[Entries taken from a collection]
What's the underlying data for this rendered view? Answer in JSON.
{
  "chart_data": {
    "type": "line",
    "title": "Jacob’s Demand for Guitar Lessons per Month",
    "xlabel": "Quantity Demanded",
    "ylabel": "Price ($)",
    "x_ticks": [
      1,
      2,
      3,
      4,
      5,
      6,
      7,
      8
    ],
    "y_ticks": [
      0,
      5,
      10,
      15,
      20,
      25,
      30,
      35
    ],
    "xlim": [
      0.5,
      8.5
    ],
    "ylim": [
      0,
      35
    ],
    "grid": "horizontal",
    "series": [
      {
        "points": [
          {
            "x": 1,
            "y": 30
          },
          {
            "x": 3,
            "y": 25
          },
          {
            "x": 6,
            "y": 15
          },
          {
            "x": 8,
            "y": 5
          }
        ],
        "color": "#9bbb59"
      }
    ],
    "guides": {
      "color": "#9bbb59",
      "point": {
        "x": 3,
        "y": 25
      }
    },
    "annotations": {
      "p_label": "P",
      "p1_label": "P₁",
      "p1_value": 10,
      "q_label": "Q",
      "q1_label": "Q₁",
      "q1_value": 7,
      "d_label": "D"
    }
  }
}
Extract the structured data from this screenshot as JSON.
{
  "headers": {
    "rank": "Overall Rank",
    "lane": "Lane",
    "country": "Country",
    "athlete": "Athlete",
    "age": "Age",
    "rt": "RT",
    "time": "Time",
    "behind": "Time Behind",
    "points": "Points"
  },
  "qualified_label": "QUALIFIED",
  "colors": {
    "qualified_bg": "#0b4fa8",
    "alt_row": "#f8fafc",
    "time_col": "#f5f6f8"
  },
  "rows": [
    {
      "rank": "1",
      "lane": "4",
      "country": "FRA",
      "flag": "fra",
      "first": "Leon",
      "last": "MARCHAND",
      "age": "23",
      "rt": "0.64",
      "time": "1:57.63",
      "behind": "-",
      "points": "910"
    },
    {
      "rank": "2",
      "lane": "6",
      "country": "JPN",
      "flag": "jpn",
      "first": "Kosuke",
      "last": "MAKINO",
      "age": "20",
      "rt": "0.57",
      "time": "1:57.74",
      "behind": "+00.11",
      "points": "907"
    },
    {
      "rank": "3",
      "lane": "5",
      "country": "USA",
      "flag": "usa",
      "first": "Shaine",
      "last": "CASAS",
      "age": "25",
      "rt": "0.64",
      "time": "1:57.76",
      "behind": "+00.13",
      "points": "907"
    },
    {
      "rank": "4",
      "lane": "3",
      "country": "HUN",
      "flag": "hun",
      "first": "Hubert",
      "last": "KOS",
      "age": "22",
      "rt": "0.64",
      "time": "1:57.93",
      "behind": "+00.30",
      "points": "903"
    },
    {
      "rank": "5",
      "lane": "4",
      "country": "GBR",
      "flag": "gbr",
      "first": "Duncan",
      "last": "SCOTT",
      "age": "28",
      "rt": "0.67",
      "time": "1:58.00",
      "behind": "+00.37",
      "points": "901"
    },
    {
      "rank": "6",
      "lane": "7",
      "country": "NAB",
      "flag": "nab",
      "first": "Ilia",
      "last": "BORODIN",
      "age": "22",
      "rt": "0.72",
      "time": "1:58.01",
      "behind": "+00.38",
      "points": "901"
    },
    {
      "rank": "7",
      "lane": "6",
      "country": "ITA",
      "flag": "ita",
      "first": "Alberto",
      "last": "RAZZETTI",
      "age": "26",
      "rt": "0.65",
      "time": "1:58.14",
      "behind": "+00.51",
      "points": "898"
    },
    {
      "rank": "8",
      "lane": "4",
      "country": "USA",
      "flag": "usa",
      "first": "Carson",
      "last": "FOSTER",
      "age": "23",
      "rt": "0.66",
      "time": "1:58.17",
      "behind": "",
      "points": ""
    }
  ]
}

### Stated problem
Print again each line of the listing above, exactly as it appears.

### Response for this exercise
What's the underlying data for this rendered view? Answer in JSON.
{
  "chart_data": {
    "type": "line",
    "title": "Jacob’s Demand for Guitar Lessons per Month",
    "xlabel": "Quantity Demanded",
    "ylabel": "Price ($)",
    "x_ticks": [
      1,
      2,
      3,
      4,
      5,
      6,
      7,
      8
    ],
    "y_ticks": [
      0,
      5,
      10,
      15,
      20,
      25,
      30,
      35
    ],
    "xlim": [
      0.5,
      8.5
    ],
    "ylim": [
      0,
      35
    ],
    "grid": "horizontal",
    "series": [
      {
        "points": [
          {
            "x": 1,
            "y": 30
          },
          {
            "x": 3,
            "y": 25
          },
          {
            "x": 6,
            "y": 15
          },
          {
            "x": 8,
            "y": 5
          }
        ],
        "color": "#9bbb59"
      }
    ],
    "guides": {
      "color": "#9bbb59",
      "point": {
        "x": 3,
        "y": 25
      }
    },
    "annotations": {
      "p_label": "P",
      "p1_label": "P₁",
      "p1_value": 10,
      "q_label": "Q",
      "q1_label": "Q₁",
      "q1_value": 7,
      "d_label": "D"
    }
  }
}
Extract the structured data from this screenshot as JSON.
{
  "headers": {
    "rank": "Overall Rank",
    "lane": "Lane",
    "country": "Country",
    "athlete": "Athlete",
    "age": "Age",
    "rt": "RT",
    "time": "Time",
    "behind": "Time Behind",
    "points": "Points"
  },
  "qualified_label": "QUALIFIED",
  "colors": {
    "qualified_bg": "#0b4fa8",
    "alt_row": "#f8fafc",
    "time_col": "#f5f6f8"
  },
  "rows": [
    {
      "rank": "1",
      "lane": "4",
      "country": "FRA",
      "flag": "fra",
      "first": "Leon",
      "last": "MARCHAND",
      "age": "23",
      "rt": "0.64",
      "time": "1:57.63",
      "behind": "-",
      "points": "910"
    },
    {
      "rank": "2",
      "lane": "6",
      "country": "JPN",
      "flag": "jpn",
      "first": "Kosuke",
      "last": "MAKINO",
      "age": "20",
      "rt": "0.57",
      "time": "1:57.74",
      "behind": "+00.11",
      "points": "907"
    },
    {
      "rank": "3",
      "lane": "5",
      "country": "USA",
      "flag": "usa",
      "first": "Shaine",
      "last": "CASAS",
      "age": "25",
      "rt": "0.64",
      "time": "1:57.76",
      "behind": "+00.13",
      "points": "907"
    },
    {
      "rank": "4",
      "lane": "3",
      "country": "HUN",
      "flag": "hun",
      "first": "Hubert",
      "last": "KOS",
      "age": "22",
      "rt": "0.64",
      "time": "1:57.93",
      "behind": "+00.30",
      "points": "903"
    },
    {
      "rank": "5",
      "lane": "4",
      "country": "GBR",
      "flag": "gbr",
      "first": "Duncan",
      "last": "SCOTT",
      "age": "28",
      "rt": "0.67",
      "time": "1:58.00",
      "behind": "+00.37",
      "points": "901"
    },
    {
      "rank": "6",
      "lane": "7",
      "country": "NAB",
      "flag": "nab",
      "first": "Ilia",
      "last": "BORODIN",
      "age": "22",
      "rt": "0.72",
      "time": "1:58.01",
      "behind": "+00.38",
      "points": "901"
    },
    {
      "rank": "7",
      "lane": "6",
      "country": "ITA",
      "flag": "ita",
      "first": "Alberto",
      "last": "RAZZETTI",
      "age": "26",
      "rt": "0.65",
      "time": "1:58.14",
      "behind": "+00.51",
      "points": "898"
    },
    {
      "rank": "8",
      "lane": "4",
      "country": "USA",
      "flag": "usa",
      "first": "Carson",
      "last": "FOSTER",
      "age": "23",
      "rt": "0.66",
      "time": "1:58.17",
      "behind": "",
      "points": ""
    }
  ]
}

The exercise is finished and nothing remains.